### Dataset rows
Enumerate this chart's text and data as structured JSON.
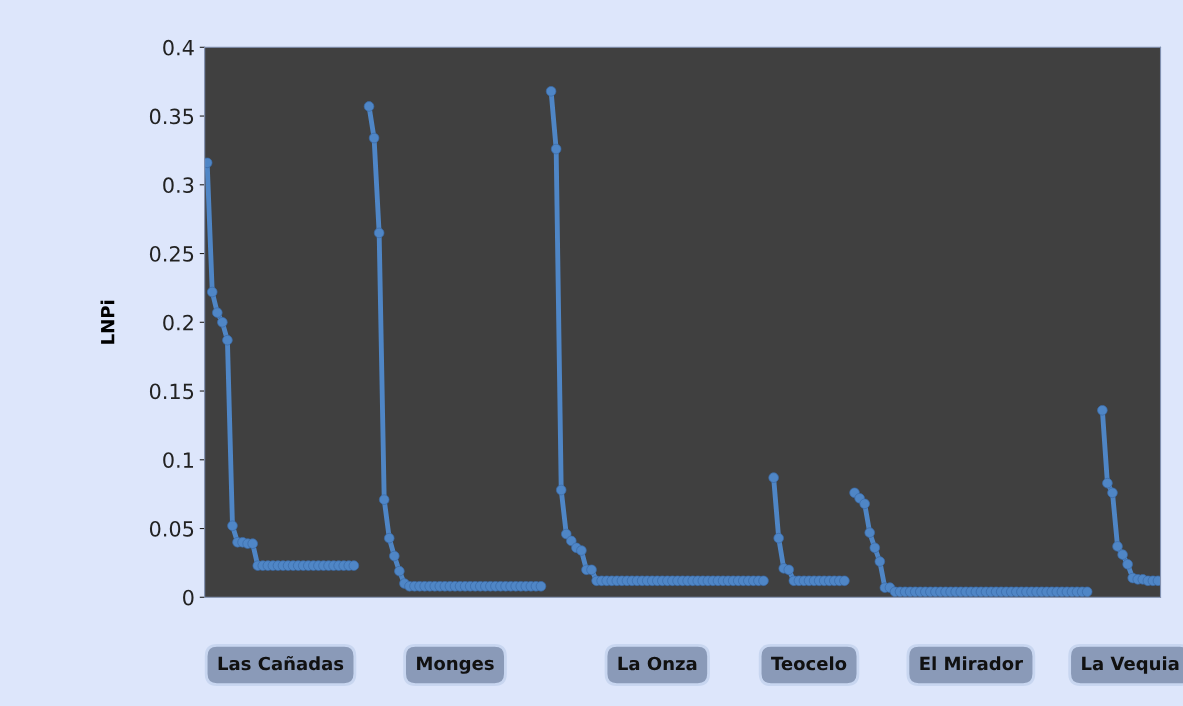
{
  "chart_data": {
    "type": "line",
    "ylabel": "LNPi",
    "categories": [
      null,
      null,
      null,
      null,
      null,
      null,
      null,
      null,
      null,
      null,
      null,
      null,
      null,
      null,
      null,
      null,
      null,
      null,
      null,
      null,
      null,
      null,
      null,
      null,
      null,
      null,
      null,
      null,
      null,
      null,
      null,
      null,
      null,
      null,
      null,
      null,
      null,
      null,
      null,
      null,
      null,
      null,
      null,
      null,
      null,
      null,
      null,
      null,
      null,
      null,
      null,
      null,
      null,
      null,
      null,
      null,
      null,
      null,
      null,
      null,
      null,
      null,
      null,
      null,
      null,
      null,
      null,
      null,
      null,
      null,
      null,
      null,
      null,
      null,
      null,
      null,
      null,
      null,
      null,
      null,
      null,
      null,
      null,
      null,
      null,
      null,
      null,
      null,
      null,
      null,
      null,
      null,
      null,
      null,
      null,
      null,
      null,
      null,
      null,
      null,
      null,
      null,
      null,
      null,
      null,
      null,
      null,
      null,
      null,
      null,
      null,
      null,
      null,
      null,
      null,
      null,
      null,
      null,
      null,
      null,
      null,
      null,
      null,
      null,
      null,
      null,
      null,
      null,
      null,
      null,
      null,
      null,
      null,
      null,
      null,
      null,
      null,
      null,
      null,
      null,
      null,
      null,
      null,
      null,
      null,
      null,
      null,
      null,
      null,
      null,
      null,
      null,
      null,
      null,
      null,
      null,
      null,
      null,
      null,
      null,
      null,
      null,
      null,
      null,
      null,
      null,
      null,
      null,
      null,
      null,
      null,
      null,
      null,
      null,
      null,
      null,
      null,
      null,
      null,
      null,
      null,
      null,
      null,
      null,
      null,
      null,
      null,
      null,
      null
    ],
    "series": [
      {
        "color": "#4f86c6",
        "values": [
          0.316,
          0.222,
          0.207,
          0.2,
          0.187,
          0.052,
          0.04,
          0.04,
          0.039,
          0.039,
          0.023,
          0.023,
          0.023,
          0.023,
          0.023,
          0.023,
          0.023,
          0.023,
          0.023,
          0.023,
          0.023,
          0.023,
          0.023,
          0.023,
          0.023,
          0.023,
          0.023,
          0.023,
          0.023,
          0.023,
          null,
          null,
          0.357,
          0.334,
          0.265,
          0.071,
          0.043,
          0.03,
          0.019,
          0.01,
          0.008,
          0.008,
          0.008,
          0.008,
          0.008,
          0.008,
          0.008,
          0.008,
          0.008,
          0.008,
          0.008,
          0.008,
          0.008,
          0.008,
          0.008,
          0.008,
          0.008,
          0.008,
          0.008,
          0.008,
          0.008,
          0.008,
          0.008,
          0.008,
          0.008,
          0.008,
          0.008,
          null,
          0.368,
          0.326,
          0.078,
          0.046,
          0.041,
          0.036,
          0.034,
          0.02,
          0.02,
          0.012,
          0.012,
          0.012,
          0.012,
          0.012,
          0.012,
          0.012,
          0.012,
          0.012,
          0.012,
          0.012,
          0.012,
          0.012,
          0.012,
          0.012,
          0.012,
          0.012,
          0.012,
          0.012,
          0.012,
          0.012,
          0.012,
          0.012,
          0.012,
          0.012,
          0.012,
          0.012,
          0.012,
          0.012,
          0.012,
          0.012,
          0.012,
          0.012,
          0.012,
          null,
          0.087,
          0.043,
          0.021,
          0.02,
          0.012,
          0.012,
          0.012,
          0.012,
          0.012,
          0.012,
          0.012,
          0.012,
          0.012,
          0.012,
          0.012,
          null,
          0.076,
          0.072,
          0.068,
          0.047,
          0.036,
          0.026,
          0.007,
          0.007,
          0.004,
          0.004,
          0.004,
          0.004,
          0.004,
          0.004,
          0.004,
          0.004,
          0.004,
          0.004,
          0.004,
          0.004,
          0.004,
          0.004,
          0.004,
          0.004,
          0.004,
          0.004,
          0.004,
          0.004,
          0.004,
          0.004,
          0.004,
          0.004,
          0.004,
          0.004,
          0.004,
          0.004,
          0.004,
          0.004,
          0.004,
          0.004,
          0.004,
          0.004,
          0.004,
          0.004,
          0.004,
          0.004,
          0.004,
          null,
          null,
          0.136,
          0.083,
          0.076,
          0.037,
          0.031,
          0.024,
          0.014,
          0.013,
          0.013,
          0.012,
          0.012,
          0.012
        ]
      }
    ],
    "ylim": [
      0,
      0.4
    ],
    "yticks": [
      0,
      0.05,
      0.1,
      0.15,
      0.2,
      0.25,
      0.3,
      0.35,
      0.4
    ],
    "grid": false,
    "marker": "circle",
    "line_style": "solid",
    "tick_labels": "y",
    "annotations": [
      "Las Cañadas",
      "Monges",
      "La Onza",
      "Teocelo",
      "El Mirador",
      "La Vequia"
    ]
  }
}
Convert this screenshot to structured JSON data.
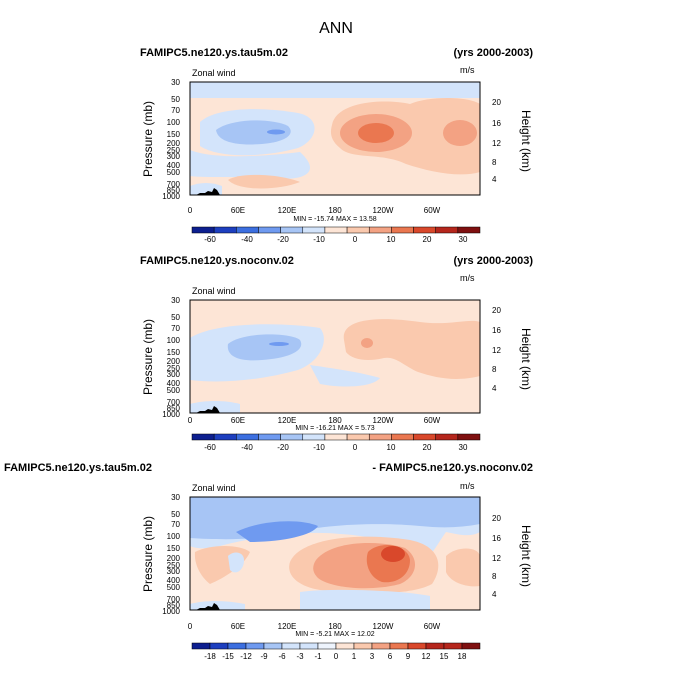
{
  "figure_title": "ANN",
  "colors": {
    "neg_deep": "#0d1f8f",
    "neg_2": "#1d3fbf",
    "neg_3": "#3c6fe0",
    "neg_4": "#6f9af0",
    "neg_5": "#a7c5f5",
    "neg_6": "#d3e4fb",
    "pos_1": "#fde5d6",
    "pos_2": "#fac9ae",
    "pos_3": "#f3a283",
    "pos_4": "#ea7750",
    "pos_5": "#d9482b",
    "pos_6": "#b5261c",
    "pos_7": "#7f1010",
    "topo": "#000000"
  },
  "chart_data": [
    {
      "type": "heatmap",
      "case": "FAMIPC5.ne120.ys.tau5m.02",
      "years": "(yrs 2000-2003)",
      "variable": "Zonal wind",
      "units": "m/s",
      "ylabel": "Pressure (mb)",
      "y2label": "Height (km)",
      "x_ticks": [
        "0",
        "60E",
        "120E",
        "180",
        "120W",
        "60W"
      ],
      "y_ticks": [
        "30",
        "50",
        "70",
        "100",
        "150",
        "200",
        "250",
        "300",
        "400",
        "500",
        "700",
        "850",
        "1000"
      ],
      "y2_ticks": [
        "20",
        "16",
        "12",
        "8",
        "4"
      ],
      "stats": "MIN = -15.74   MAX = 13.58",
      "colorbar_labels": [
        "-60",
        "-40",
        "-20",
        "-10",
        "0",
        "10",
        "20",
        "30"
      ],
      "features": [
        {
          "lon": 35,
          "lev": 150,
          "value": -12
        },
        {
          "lon": 233,
          "lev": 150,
          "value": 13.58
        },
        {
          "lon": 325,
          "lev": 150,
          "value": 8
        },
        {
          "lon": 30,
          "lev": 700,
          "value": 4
        }
      ]
    },
    {
      "type": "heatmap",
      "case": "FAMIPC5.ne120.ys.noconv.02",
      "years": "(yrs 2000-2003)",
      "variable": "Zonal wind",
      "units": "m/s",
      "ylabel": "Pressure (mb)",
      "y2label": "Height (km)",
      "x_ticks": [
        "0",
        "60E",
        "120E",
        "180",
        "120W",
        "60W"
      ],
      "y_ticks": [
        "30",
        "50",
        "70",
        "100",
        "150",
        "200",
        "250",
        "300",
        "400",
        "500",
        "700",
        "850",
        "1000"
      ],
      "y2_ticks": [
        "20",
        "16",
        "12",
        "8",
        "4"
      ],
      "stats": "MIN = -16.21   MAX = 5.73",
      "colorbar_labels": [
        "-60",
        "-40",
        "-20",
        "-10",
        "0",
        "10",
        "20",
        "30"
      ],
      "features": [
        {
          "lon": 95,
          "lev": 150,
          "value": -16.21
        },
        {
          "lon": 185,
          "lev": 150,
          "value": 5.73
        },
        {
          "lon": 240,
          "lev": 500,
          "value": 3
        }
      ]
    },
    {
      "type": "heatmap",
      "case": "FAMIPC5.ne120.ys.tau5m.02",
      "case2": "- FAMIPC5.ne120.ys.noconv.02",
      "variable": "Zonal wind",
      "units": "m/s",
      "ylabel": "Pressure (mb)",
      "y2label": "Height (km)",
      "x_ticks": [
        "0",
        "60E",
        "120E",
        "180",
        "120W",
        "60W"
      ],
      "y_ticks": [
        "30",
        "50",
        "70",
        "100",
        "150",
        "200",
        "250",
        "300",
        "400",
        "500",
        "700",
        "850",
        "1000"
      ],
      "y2_ticks": [
        "20",
        "16",
        "12",
        "8",
        "4"
      ],
      "stats": "MIN = -5.21   MAX = 12.02",
      "colorbar_labels": [
        "-18",
        "-15",
        "-12",
        "-9",
        "-6",
        "-3",
        "-1",
        "0",
        "1",
        "3",
        "6",
        "9",
        "12",
        "15",
        "18"
      ],
      "features": [
        {
          "lon": 230,
          "lev": 200,
          "value": 12.02
        },
        {
          "lon": 100,
          "lev": 70,
          "value": -5.21
        },
        {
          "lon": 30,
          "lev": 250,
          "value": 3
        }
      ]
    }
  ]
}
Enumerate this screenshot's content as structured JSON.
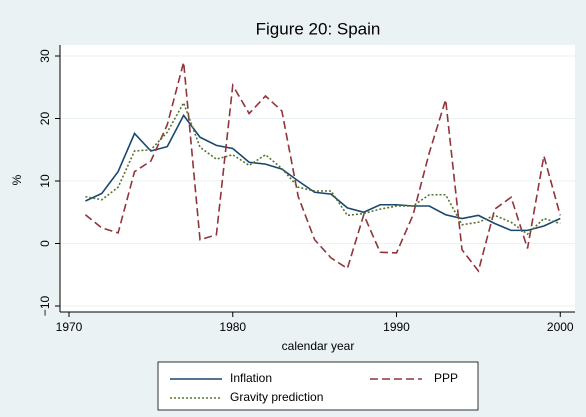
{
  "chart_data": {
    "type": "line",
    "title": "Figure 20: Spain",
    "x_label": "calendar year",
    "y_label": "%",
    "x": [
      1971,
      1972,
      1973,
      1974,
      1975,
      1976,
      1977,
      1978,
      1979,
      1980,
      1981,
      1982,
      1983,
      1984,
      1985,
      1986,
      1987,
      1988,
      1989,
      1990,
      1991,
      1992,
      1993,
      1994,
      1995,
      1996,
      1997,
      1998,
      1999,
      2000
    ],
    "series": [
      {
        "name": "Inflation",
        "color": "#1a476f",
        "dash": "solid",
        "values": [
          6.8,
          8.0,
          11.5,
          17.6,
          14.8,
          15.5,
          20.5,
          17.0,
          15.7,
          15.2,
          13.0,
          12.7,
          11.9,
          10.0,
          8.2,
          7.9,
          5.7,
          5.0,
          6.2,
          6.2,
          6.0,
          6.0,
          4.6,
          4.0,
          4.5,
          3.2,
          2.1,
          2.1,
          2.8,
          4.0
        ]
      },
      {
        "name": "PPP",
        "color": "#90353b",
        "dash": "dashed",
        "values": [
          4.6,
          2.5,
          1.7,
          11.5,
          13.2,
          19.0,
          29.0,
          0.6,
          1.4,
          25.3,
          20.8,
          23.6,
          21.2,
          7.5,
          0.6,
          -2.3,
          -4.0,
          4.6,
          -1.4,
          -1.5,
          4.5,
          14.5,
          23.0,
          -1.0,
          -4.4,
          5.5,
          7.4,
          -0.8,
          14.0,
          4.5
        ]
      },
      {
        "name": "Gravity prediction",
        "color": "#55752f",
        "dash": "dotted",
        "values": [
          7.5,
          7.0,
          9.0,
          14.8,
          15.0,
          17.8,
          22.5,
          15.4,
          13.5,
          14.2,
          12.5,
          14.2,
          12.0,
          9.0,
          8.4,
          8.4,
          4.5,
          4.8,
          5.5,
          6.0,
          6.0,
          7.8,
          7.8,
          3.0,
          3.4,
          4.5,
          3.4,
          1.5,
          4.0,
          3.2
        ]
      }
    ],
    "xlim": [
      1969.45,
      2000.9
    ],
    "xticks": [
      1970,
      1980,
      1990,
      2000
    ],
    "ylim": [
      -10.96,
      31.76
    ],
    "yticks": [
      {
        "value": -10,
        "label": "−10"
      },
      0,
      10,
      20,
      30
    ],
    "grid": true,
    "legend": "bottom"
  }
}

### Objective
Return the lines of the records that include the string "Enumerate".

### Solution below
Enumerate this chart's text and data as structured JSON.
Enumerate this screenshot's content as structured JSON.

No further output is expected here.